ФРАГМЕНТ ТЕКСТА:
В четвертой новелле X дня некий Джентиле извлекает из гробницы женщину, любимую им и мужем принятую за умершую; она была похоронена беременной, спасенная из могилы, она рожает, и благородный любовник возвращает ее и ребенка мужу.
Мы можем спросить: а есть ли нам до всего этого дело? Мы можем сказать: пускай лежат в своих могилах эти мнимые мертвецы, ведь самые новеллы эти в большинстве своем не принадлежат к лучшему в "Декамероне".
Но посмотрим, что отобрано из этих трагических случайностей, что мы смотрим сейчас в театрах как драму, балет и кинопредставление.
Вспомним "Ромео и Джульетту". Историю Ромео и Джульетты – рассказ о вражде их родителей, о гибели любящих – Шекспир взял из новелл Маттео Банделло. Этот прекрасный новеллист, сочинитель и записыватель многих историй, жил с 1485 по 1561 год и почти пятьдесят лет собирал свои новеллы. Одна из знаменитейших его новелл – это "Всевозможные злоключения и печальная смерть двух влюбленных: один умирает, приняв яд, другая – от великого горя".
Это и есть история Ромео и Джульетты.
История, которую рассказывает про них новеллист, им самим считается достоверной, но он говорит, что все это произошло в Вероне между 1301 и 1304 годами, при правлении Бартоломео делла Скала, то есть почти за двести лет до рождения новеллиста.
Рассказ обставлен многими подробностями: Ромео вскрывает гробницу, в которой погребена его жена, при свете потайного фонаря; подробно рассказывается, как приготовляются подпорки для крышки гробницы. Все сообщается как достоверное, но все напоминает нам и новеллы Боккаччо, и греческую беллетристику. Муж считает свою жену мертвой – она оживает, не сразу узнает своего мужа, потом радуется ему, а он умирает на ее руках. Она умирает в результате не от снотворного порошка, который дал ей добрый монах Лоренцо, а от горя.
Но разве мы можем сказать, что перед нами странствующий сюжет? Дело не в том даже, было или не было это происшествие, так подробно рассказанное, дело не в том, не подал ли один из эпизодов романа Апулея или иная новелла мысль монаху попробовать выдать спящую за мертвую. Смерть ходит вокруг нас, вычеркивает имена, берет свою дань, но извиняется она редко и только в новеллах.
Шекспиру старая история понадобилась, чтобы показать, как относятся друг к другу люди, которые попеременно считают себя мертвыми, исследовать их в этих трагических и необычных обстоятельствах.

СТРОКИ ДАННЫХ:
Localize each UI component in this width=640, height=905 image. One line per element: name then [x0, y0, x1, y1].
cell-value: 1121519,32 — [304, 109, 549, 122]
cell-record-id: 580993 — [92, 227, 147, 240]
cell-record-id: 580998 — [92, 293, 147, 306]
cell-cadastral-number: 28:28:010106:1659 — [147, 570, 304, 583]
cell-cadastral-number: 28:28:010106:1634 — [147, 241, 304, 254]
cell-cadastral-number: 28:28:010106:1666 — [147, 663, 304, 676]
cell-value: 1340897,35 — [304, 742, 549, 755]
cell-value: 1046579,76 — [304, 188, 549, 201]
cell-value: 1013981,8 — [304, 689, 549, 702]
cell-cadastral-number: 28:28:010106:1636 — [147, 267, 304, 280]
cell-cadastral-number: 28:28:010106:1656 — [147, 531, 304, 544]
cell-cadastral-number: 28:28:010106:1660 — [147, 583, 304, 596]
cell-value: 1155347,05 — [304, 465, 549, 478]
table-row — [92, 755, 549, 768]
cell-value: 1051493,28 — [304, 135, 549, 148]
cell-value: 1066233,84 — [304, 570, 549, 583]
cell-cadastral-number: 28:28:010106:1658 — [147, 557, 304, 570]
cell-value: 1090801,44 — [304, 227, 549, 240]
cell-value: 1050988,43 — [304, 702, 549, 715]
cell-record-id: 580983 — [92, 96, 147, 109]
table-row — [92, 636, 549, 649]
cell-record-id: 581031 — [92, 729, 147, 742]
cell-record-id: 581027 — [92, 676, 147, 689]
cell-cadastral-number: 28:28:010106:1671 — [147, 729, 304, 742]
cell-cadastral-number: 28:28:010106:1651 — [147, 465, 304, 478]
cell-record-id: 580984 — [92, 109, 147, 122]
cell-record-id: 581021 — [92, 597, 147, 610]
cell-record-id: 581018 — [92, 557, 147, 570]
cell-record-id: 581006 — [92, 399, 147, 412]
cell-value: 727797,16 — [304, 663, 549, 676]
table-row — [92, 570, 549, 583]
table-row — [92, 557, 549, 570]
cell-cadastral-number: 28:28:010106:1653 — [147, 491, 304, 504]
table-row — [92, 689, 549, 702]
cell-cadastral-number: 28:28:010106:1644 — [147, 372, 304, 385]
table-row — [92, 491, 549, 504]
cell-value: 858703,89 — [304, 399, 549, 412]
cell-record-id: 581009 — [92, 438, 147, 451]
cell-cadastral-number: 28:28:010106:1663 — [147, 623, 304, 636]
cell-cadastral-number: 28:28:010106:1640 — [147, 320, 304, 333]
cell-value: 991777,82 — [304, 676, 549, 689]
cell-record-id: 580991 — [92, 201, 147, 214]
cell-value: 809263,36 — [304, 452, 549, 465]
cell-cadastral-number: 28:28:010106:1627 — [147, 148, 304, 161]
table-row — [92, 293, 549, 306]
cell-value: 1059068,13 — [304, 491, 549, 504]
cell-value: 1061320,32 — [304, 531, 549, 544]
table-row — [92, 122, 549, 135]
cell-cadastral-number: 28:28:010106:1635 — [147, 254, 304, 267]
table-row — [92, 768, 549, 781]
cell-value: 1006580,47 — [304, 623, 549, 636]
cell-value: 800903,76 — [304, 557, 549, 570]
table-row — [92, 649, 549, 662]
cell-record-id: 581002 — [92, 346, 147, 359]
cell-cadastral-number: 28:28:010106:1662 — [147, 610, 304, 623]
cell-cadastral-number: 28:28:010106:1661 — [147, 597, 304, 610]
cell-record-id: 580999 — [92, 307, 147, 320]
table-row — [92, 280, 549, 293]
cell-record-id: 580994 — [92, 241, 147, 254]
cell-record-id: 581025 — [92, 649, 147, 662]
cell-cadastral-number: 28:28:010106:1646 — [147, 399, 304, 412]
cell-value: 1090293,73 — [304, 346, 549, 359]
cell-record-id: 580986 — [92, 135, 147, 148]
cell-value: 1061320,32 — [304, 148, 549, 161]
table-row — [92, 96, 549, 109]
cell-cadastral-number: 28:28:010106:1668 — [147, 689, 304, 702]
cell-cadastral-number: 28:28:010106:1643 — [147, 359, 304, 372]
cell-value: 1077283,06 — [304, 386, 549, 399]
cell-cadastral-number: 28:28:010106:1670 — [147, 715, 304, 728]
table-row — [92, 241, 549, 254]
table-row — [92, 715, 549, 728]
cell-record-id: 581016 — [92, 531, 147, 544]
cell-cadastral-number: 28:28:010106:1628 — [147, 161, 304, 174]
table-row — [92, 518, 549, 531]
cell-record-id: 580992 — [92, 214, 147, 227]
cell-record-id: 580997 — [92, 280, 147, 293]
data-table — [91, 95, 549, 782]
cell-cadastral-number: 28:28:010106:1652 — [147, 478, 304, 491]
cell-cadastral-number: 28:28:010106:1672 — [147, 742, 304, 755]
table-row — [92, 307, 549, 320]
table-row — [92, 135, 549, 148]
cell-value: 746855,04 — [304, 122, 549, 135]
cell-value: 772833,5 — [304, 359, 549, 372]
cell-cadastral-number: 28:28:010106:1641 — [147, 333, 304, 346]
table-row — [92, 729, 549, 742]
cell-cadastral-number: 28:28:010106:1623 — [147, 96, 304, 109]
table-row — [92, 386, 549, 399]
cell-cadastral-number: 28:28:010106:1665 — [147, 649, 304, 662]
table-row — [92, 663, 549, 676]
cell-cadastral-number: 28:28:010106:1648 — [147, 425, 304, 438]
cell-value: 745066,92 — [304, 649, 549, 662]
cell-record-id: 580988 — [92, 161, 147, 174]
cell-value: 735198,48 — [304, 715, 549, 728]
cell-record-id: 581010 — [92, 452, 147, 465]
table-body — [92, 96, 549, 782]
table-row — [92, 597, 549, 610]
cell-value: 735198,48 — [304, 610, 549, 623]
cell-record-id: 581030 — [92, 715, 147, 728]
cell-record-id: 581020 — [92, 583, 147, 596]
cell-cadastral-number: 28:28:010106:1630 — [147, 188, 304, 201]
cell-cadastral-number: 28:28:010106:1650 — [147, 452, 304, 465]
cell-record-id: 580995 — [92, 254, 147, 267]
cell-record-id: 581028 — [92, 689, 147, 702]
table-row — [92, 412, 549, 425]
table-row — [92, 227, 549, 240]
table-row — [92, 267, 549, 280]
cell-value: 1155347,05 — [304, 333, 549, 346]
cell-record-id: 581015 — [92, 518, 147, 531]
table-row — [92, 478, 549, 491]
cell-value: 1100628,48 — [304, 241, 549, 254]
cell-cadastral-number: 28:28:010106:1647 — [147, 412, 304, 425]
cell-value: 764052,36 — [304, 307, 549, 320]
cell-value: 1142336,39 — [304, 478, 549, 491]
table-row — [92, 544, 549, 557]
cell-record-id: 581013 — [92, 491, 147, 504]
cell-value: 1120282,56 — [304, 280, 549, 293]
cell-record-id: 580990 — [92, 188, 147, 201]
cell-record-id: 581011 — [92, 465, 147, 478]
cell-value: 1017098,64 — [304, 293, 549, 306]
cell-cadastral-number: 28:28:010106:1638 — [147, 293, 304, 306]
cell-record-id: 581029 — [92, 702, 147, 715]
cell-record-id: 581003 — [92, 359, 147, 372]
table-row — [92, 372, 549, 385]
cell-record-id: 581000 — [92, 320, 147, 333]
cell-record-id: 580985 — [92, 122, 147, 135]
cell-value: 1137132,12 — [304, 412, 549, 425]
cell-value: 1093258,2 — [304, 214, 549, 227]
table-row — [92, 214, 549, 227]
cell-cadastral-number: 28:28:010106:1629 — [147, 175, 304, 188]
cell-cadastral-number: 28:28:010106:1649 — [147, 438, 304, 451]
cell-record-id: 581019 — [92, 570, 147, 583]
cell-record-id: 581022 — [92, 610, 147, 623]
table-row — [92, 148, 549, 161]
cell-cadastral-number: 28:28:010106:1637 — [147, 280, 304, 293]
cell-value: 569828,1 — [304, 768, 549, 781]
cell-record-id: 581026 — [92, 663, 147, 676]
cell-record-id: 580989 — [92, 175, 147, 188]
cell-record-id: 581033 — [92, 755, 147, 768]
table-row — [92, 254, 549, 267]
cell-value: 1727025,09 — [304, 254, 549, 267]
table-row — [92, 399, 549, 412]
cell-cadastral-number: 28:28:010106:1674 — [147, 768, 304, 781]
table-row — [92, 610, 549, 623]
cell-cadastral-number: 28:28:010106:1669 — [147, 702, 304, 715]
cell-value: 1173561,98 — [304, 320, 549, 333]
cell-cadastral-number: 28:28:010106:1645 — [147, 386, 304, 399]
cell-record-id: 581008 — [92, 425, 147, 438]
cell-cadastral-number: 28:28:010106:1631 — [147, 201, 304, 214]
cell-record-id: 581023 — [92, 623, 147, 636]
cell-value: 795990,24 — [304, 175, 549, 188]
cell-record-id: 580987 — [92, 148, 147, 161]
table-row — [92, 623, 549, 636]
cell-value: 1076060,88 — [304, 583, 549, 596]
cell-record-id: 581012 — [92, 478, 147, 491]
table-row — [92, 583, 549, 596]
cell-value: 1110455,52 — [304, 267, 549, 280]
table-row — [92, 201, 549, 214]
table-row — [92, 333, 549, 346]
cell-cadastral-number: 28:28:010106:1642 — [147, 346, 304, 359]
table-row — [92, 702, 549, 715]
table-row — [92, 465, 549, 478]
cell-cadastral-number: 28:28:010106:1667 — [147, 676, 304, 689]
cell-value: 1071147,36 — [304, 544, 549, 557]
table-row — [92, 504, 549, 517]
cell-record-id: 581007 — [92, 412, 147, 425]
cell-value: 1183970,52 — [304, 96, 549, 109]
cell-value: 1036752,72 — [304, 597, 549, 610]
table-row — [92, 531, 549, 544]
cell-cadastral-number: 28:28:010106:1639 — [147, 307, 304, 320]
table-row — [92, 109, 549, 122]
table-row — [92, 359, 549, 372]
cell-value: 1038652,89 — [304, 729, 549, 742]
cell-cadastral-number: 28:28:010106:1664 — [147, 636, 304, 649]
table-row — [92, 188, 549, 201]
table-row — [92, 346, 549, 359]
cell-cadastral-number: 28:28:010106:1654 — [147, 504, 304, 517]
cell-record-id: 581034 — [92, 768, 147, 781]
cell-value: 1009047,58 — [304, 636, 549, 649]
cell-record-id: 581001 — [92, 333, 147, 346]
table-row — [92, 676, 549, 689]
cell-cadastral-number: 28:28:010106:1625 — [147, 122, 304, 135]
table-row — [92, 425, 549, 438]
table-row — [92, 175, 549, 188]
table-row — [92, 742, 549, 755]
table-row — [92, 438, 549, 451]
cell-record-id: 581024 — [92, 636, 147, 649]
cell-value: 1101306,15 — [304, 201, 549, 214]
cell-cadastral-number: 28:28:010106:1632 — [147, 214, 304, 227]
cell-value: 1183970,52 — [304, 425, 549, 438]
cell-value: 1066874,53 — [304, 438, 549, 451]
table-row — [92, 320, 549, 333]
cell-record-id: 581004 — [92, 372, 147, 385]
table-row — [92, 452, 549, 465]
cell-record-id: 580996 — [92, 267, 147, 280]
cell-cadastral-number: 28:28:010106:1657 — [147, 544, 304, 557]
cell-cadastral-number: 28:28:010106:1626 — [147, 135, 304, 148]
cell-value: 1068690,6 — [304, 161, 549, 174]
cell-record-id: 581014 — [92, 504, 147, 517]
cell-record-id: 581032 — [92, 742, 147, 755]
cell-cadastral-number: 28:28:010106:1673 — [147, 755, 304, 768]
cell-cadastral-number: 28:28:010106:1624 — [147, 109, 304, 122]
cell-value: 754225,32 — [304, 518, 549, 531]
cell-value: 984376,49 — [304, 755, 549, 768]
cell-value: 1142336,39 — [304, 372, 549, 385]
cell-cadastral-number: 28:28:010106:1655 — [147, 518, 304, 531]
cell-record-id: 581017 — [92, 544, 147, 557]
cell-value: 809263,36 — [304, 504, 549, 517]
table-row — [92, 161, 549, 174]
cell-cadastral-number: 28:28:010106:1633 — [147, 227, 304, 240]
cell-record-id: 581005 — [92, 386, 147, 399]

НУЖНО СДЕЛАТЬ:
Ответьте по фрагменту о сюжете «Ромео и Джульетты»:
(а) В какие годы жил Маттео Банделло?
(б) Где и в какие годы, по словам новеллиста, произошла история двух влюбленных?
(в) От чего в итоге умирает героиня его новеллы?
Данные здесь не играют никакой роли.

ОТВЕТ НА ЗАДАНИЕ:
(а) С 1485 по 1561 год.
(б) В Вероне, между 1301 и 1304 годами, при правлении Бартоломео делла Скала.
(в) От горя, а не от снотворного порошка, который дал ей монах Лоренцо.